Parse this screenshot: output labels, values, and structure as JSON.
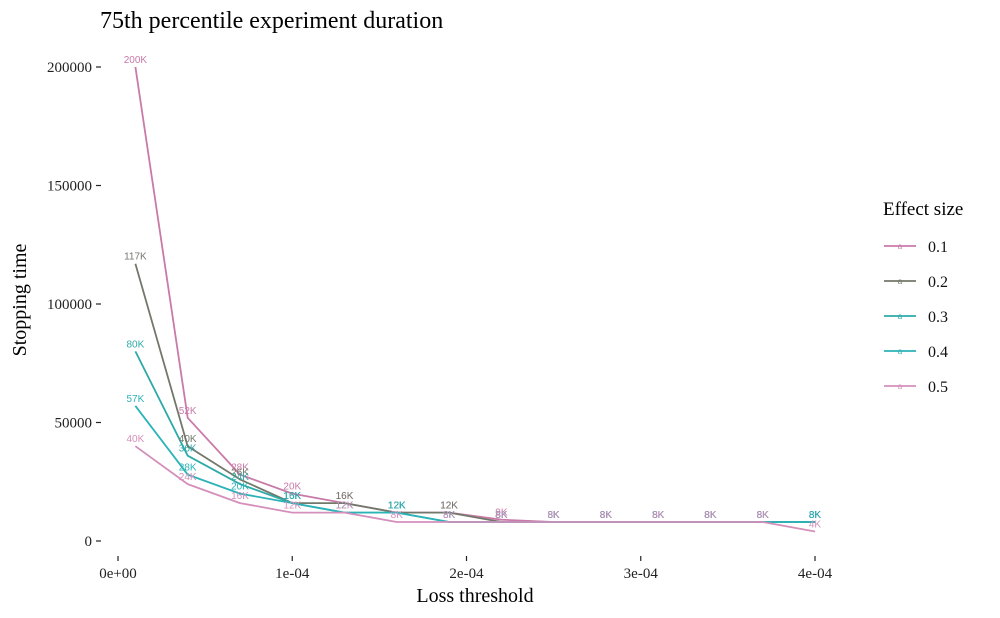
{
  "chart_data": {
    "type": "line",
    "title": "75th percentile experiment duration",
    "xlabel": "Loss threshold",
    "ylabel": "Stopping time",
    "xlim": [
      -1e-05,
      0.00042
    ],
    "ylim": [
      -5000,
      205000
    ],
    "x_ticks": [
      0,
      0.0001,
      0.0002,
      0.0003,
      0.0004
    ],
    "x_tick_labels": [
      "0e+00",
      "1e-04",
      "2e-04",
      "3e-04",
      "4e-04"
    ],
    "y_ticks": [
      0,
      50000,
      100000,
      150000,
      200000
    ],
    "y_tick_labels": [
      "0",
      "50000",
      "100000",
      "150000",
      "200000"
    ],
    "grid": false,
    "legend": {
      "title": "Effect size",
      "placement": "right",
      "glyph": "a"
    },
    "series": [
      {
        "name": "0.1",
        "color": "#c97aa8",
        "points": [
          {
            "x": 1e-05,
            "y": 200000,
            "label": "200K"
          },
          {
            "x": 4e-05,
            "y": 52000,
            "label": "52K"
          },
          {
            "x": 7e-05,
            "y": 28000,
            "label": "28K"
          },
          {
            "x": 0.0001,
            "y": 20000,
            "label": "20K"
          },
          {
            "x": 0.00013,
            "y": 16000,
            "label": "16K"
          },
          {
            "x": 0.00016,
            "y": 12000,
            "label": "12K"
          },
          {
            "x": 0.00019,
            "y": 12000,
            "label": "12K"
          },
          {
            "x": 0.00022,
            "y": 9000,
            "label": "9K"
          },
          {
            "x": 0.00025,
            "y": 8000,
            "label": "8K"
          },
          {
            "x": 0.00028,
            "y": 8000,
            "label": "8K"
          },
          {
            "x": 0.00031,
            "y": 8000,
            "label": "8K"
          },
          {
            "x": 0.00034,
            "y": 8000,
            "label": "8K"
          },
          {
            "x": 0.00037,
            "y": 8000,
            "label": "8K"
          },
          {
            "x": 0.0004,
            "y": 8000,
            "label": "8K"
          }
        ]
      },
      {
        "name": "0.2",
        "color": "#72786a",
        "points": [
          {
            "x": 1e-05,
            "y": 117000,
            "label": "117K"
          },
          {
            "x": 4e-05,
            "y": 40000,
            "label": "40K"
          },
          {
            "x": 7e-05,
            "y": 26000,
            "label": "26K"
          },
          {
            "x": 0.0001,
            "y": 16000,
            "label": "16K"
          },
          {
            "x": 0.00013,
            "y": 16000,
            "label": "16K"
          },
          {
            "x": 0.00016,
            "y": 12000,
            "label": "12K"
          },
          {
            "x": 0.00019,
            "y": 12000,
            "label": "12K"
          },
          {
            "x": 0.00022,
            "y": 8000,
            "label": "8K"
          },
          {
            "x": 0.00025,
            "y": 8000,
            "label": "8K"
          },
          {
            "x": 0.00028,
            "y": 8000,
            "label": "8K"
          },
          {
            "x": 0.00031,
            "y": 8000,
            "label": "8K"
          },
          {
            "x": 0.00034,
            "y": 8000,
            "label": "8K"
          },
          {
            "x": 0.00037,
            "y": 8000,
            "label": "8K"
          },
          {
            "x": 0.0004,
            "y": 8000,
            "label": "8K"
          }
        ]
      },
      {
        "name": "0.3",
        "color": "#2eaaa8",
        "points": [
          {
            "x": 1e-05,
            "y": 80000,
            "label": "80K"
          },
          {
            "x": 4e-05,
            "y": 36000,
            "label": "36K"
          },
          {
            "x": 7e-05,
            "y": 24000,
            "label": "24K"
          },
          {
            "x": 0.0001,
            "y": 16000,
            "label": "16K"
          },
          {
            "x": 0.00013,
            "y": 12000,
            "label": "12K"
          },
          {
            "x": 0.00016,
            "y": 12000,
            "label": "12K"
          },
          {
            "x": 0.00019,
            "y": 8000,
            "label": "8K"
          },
          {
            "x": 0.00022,
            "y": 8000,
            "label": "8K"
          },
          {
            "x": 0.00025,
            "y": 8000,
            "label": "8K"
          },
          {
            "x": 0.00028,
            "y": 8000,
            "label": "8K"
          },
          {
            "x": 0.00031,
            "y": 8000,
            "label": "8K"
          },
          {
            "x": 0.00034,
            "y": 8000,
            "label": "8K"
          },
          {
            "x": 0.00037,
            "y": 8000,
            "label": "8K"
          },
          {
            "x": 0.0004,
            "y": 8000,
            "label": "8K"
          }
        ]
      },
      {
        "name": "0.4",
        "color": "#2bb3b8",
        "points": [
          {
            "x": 1e-05,
            "y": 57000,
            "label": "57K"
          },
          {
            "x": 4e-05,
            "y": 28000,
            "label": "28K"
          },
          {
            "x": 7e-05,
            "y": 20000,
            "label": "20K"
          },
          {
            "x": 0.0001,
            "y": 16000,
            "label": "16K"
          },
          {
            "x": 0.00013,
            "y": 12000,
            "label": "12K"
          },
          {
            "x": 0.00016,
            "y": 12000,
            "label": "12K"
          },
          {
            "x": 0.00019,
            "y": 8000,
            "label": "8K"
          },
          {
            "x": 0.00022,
            "y": 8000,
            "label": "8K"
          },
          {
            "x": 0.00025,
            "y": 8000,
            "label": "8K"
          },
          {
            "x": 0.00028,
            "y": 8000,
            "label": "8K"
          },
          {
            "x": 0.00031,
            "y": 8000,
            "label": "8K"
          },
          {
            "x": 0.00034,
            "y": 8000,
            "label": "8K"
          },
          {
            "x": 0.00037,
            "y": 8000,
            "label": "8K"
          },
          {
            "x": 0.0004,
            "y": 8000,
            "label": "8K"
          }
        ]
      },
      {
        "name": "0.5",
        "color": "#d48fbb",
        "points": [
          {
            "x": 1e-05,
            "y": 40000,
            "label": "40K"
          },
          {
            "x": 4e-05,
            "y": 24000,
            "label": "24K"
          },
          {
            "x": 7e-05,
            "y": 16000,
            "label": "16K"
          },
          {
            "x": 0.0001,
            "y": 12000,
            "label": "12K"
          },
          {
            "x": 0.00013,
            "y": 12000,
            "label": "12K"
          },
          {
            "x": 0.00016,
            "y": 8000,
            "label": "8K"
          },
          {
            "x": 0.00019,
            "y": 8000,
            "label": "8K"
          },
          {
            "x": 0.00022,
            "y": 8000,
            "label": "8K"
          },
          {
            "x": 0.00025,
            "y": 8000,
            "label": "8K"
          },
          {
            "x": 0.00028,
            "y": 8000,
            "label": "8K"
          },
          {
            "x": 0.00031,
            "y": 8000,
            "label": "8K"
          },
          {
            "x": 0.00034,
            "y": 8000,
            "label": "8K"
          },
          {
            "x": 0.00037,
            "y": 8000,
            "label": "8K"
          },
          {
            "x": 0.0004,
            "y": 4000,
            "label": "4K"
          }
        ]
      }
    ]
  }
}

• [EXERCISE DIRECTIONS]: Determine the number of lines in the data that contain "title" as a word or string, and state only that number.

• [TASK RESPONSE]: 2